Exercise directions
Find the lines that contain the word "πολὺ" and copy each one.

Information provided

===

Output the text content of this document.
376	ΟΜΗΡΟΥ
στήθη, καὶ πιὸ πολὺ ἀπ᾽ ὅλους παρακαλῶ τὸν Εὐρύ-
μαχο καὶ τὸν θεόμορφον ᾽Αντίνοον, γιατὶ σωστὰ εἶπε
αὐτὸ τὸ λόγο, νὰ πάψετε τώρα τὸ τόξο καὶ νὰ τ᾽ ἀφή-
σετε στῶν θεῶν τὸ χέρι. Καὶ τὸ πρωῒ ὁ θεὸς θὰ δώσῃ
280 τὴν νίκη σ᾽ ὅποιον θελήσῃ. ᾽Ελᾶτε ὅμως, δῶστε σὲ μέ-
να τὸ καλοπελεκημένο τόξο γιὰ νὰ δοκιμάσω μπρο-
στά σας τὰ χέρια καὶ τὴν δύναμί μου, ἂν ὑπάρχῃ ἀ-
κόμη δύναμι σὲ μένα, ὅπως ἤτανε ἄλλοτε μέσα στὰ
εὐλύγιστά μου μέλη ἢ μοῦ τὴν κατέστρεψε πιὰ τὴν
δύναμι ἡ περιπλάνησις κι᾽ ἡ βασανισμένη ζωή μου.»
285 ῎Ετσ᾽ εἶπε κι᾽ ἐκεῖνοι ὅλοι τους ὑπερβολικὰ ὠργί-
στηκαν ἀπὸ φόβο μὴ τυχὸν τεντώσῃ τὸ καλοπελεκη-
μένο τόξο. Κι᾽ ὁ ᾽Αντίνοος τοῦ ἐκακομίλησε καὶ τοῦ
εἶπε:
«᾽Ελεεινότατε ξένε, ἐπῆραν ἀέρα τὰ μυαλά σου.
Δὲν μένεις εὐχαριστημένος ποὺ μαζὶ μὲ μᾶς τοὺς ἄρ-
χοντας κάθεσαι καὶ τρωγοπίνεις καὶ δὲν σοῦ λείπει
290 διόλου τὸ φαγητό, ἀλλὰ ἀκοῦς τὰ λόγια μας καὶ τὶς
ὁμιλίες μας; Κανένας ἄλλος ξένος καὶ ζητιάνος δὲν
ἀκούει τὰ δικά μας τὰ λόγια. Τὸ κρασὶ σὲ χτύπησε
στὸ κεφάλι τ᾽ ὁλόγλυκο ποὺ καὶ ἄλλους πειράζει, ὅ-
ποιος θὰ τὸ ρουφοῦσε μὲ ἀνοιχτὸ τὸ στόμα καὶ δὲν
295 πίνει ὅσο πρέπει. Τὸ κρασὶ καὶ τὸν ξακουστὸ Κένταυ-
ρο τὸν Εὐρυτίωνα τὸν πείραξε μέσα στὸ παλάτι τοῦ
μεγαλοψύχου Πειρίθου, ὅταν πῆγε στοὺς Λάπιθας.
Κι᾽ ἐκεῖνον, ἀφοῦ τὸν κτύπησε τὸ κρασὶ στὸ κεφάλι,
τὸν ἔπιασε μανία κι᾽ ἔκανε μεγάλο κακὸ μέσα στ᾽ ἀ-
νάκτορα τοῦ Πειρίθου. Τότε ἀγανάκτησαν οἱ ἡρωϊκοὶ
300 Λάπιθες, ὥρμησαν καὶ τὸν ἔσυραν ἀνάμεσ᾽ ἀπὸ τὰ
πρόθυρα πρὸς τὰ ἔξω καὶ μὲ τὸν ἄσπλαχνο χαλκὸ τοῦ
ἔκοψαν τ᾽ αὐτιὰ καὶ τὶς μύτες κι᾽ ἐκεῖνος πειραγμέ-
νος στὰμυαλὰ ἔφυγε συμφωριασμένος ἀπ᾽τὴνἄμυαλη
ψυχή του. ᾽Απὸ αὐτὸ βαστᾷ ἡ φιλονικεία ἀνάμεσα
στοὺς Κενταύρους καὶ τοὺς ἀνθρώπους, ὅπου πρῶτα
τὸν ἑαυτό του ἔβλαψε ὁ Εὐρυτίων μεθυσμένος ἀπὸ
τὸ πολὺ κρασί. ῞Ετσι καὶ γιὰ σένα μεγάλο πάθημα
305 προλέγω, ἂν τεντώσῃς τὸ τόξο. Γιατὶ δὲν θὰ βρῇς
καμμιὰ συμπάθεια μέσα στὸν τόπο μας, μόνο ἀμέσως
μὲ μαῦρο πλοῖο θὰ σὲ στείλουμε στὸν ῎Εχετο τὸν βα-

===

Task response
στήθη, καὶ πιὸ πολὺ ἀπ᾽ ὅλους παρακαλῶ τὸν Εὐρύ-
τὸ πολὺ κρασί. ῞Ετσι καὶ γιὰ σένα μεγάλο πάθημα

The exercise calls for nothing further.